(Saved data entries)
——————————
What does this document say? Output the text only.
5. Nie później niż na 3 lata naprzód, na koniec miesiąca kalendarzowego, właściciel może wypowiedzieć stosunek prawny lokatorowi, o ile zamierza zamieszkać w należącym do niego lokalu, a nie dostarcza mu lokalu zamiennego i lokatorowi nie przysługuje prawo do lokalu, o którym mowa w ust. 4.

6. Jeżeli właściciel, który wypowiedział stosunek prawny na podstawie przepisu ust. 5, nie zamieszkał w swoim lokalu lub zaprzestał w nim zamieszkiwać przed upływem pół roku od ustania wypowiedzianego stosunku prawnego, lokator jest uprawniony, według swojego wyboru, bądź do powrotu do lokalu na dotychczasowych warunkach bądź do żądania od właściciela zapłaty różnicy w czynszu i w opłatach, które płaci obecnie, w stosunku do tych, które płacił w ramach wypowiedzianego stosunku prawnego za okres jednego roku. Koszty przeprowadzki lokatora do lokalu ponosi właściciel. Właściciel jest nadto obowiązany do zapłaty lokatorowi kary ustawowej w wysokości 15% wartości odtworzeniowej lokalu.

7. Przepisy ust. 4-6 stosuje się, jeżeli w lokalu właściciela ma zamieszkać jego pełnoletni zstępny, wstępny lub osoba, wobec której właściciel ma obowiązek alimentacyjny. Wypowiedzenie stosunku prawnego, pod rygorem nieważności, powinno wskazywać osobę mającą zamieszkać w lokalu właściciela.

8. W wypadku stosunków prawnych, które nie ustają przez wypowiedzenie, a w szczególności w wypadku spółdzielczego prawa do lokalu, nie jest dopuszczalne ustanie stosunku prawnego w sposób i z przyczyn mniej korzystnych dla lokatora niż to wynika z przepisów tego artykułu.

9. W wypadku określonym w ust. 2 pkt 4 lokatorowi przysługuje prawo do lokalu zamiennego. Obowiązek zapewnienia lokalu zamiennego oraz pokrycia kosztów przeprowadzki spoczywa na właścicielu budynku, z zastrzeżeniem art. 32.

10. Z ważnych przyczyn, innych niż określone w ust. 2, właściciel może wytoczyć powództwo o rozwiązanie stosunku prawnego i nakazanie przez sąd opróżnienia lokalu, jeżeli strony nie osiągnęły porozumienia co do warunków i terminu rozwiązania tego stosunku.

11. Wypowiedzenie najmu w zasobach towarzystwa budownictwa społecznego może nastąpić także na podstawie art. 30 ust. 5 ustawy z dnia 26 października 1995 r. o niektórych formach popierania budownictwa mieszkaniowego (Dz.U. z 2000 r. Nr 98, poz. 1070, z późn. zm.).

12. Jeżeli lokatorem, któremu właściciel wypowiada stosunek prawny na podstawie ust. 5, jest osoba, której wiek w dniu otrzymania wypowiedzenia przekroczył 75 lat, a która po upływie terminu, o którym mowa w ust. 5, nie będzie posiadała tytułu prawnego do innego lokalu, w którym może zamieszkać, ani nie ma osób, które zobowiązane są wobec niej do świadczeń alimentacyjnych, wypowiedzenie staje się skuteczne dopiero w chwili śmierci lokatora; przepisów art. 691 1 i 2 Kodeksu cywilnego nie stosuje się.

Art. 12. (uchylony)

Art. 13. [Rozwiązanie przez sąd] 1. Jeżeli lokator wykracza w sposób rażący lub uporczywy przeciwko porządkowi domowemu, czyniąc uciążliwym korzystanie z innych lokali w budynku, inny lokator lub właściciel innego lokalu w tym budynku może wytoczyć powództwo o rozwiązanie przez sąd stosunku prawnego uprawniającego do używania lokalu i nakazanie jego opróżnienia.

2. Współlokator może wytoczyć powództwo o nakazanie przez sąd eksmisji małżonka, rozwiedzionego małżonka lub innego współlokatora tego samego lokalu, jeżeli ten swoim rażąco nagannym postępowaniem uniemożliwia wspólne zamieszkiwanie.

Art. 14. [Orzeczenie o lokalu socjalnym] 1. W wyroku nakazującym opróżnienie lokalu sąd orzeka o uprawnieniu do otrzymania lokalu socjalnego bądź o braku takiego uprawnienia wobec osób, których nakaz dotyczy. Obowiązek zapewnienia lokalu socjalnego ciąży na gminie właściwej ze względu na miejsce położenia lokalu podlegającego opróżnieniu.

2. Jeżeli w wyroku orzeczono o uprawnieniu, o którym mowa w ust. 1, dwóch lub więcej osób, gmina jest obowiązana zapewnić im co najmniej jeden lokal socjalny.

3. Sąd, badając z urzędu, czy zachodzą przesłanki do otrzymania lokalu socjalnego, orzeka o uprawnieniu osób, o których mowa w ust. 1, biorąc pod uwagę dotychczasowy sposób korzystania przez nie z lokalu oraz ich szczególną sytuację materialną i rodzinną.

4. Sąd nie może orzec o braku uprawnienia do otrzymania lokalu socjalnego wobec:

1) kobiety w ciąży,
——————————
**Exercise description:** From the entries above, extract each line containing "uprawnienia".

**Final answer:**
Art. 14. [Orzeczenie o lokalu socjalnym] 1. W wyroku nakazującym opróżnienie lokalu sąd orzeka o uprawnieniu do otrzymania lokalu socjalnego bądź o braku takiego uprawnienia wobec osób, których nakaz dotyczy. Obowiązek zapewnienia lokalu socjalnego ciąży na gminie właściwej ze względu na miejsce położenia lokalu podlegającego opróżnieniu.
4. Sąd nie może orzec o braku uprawnienia do otrzymania lokalu socjalnego wobec:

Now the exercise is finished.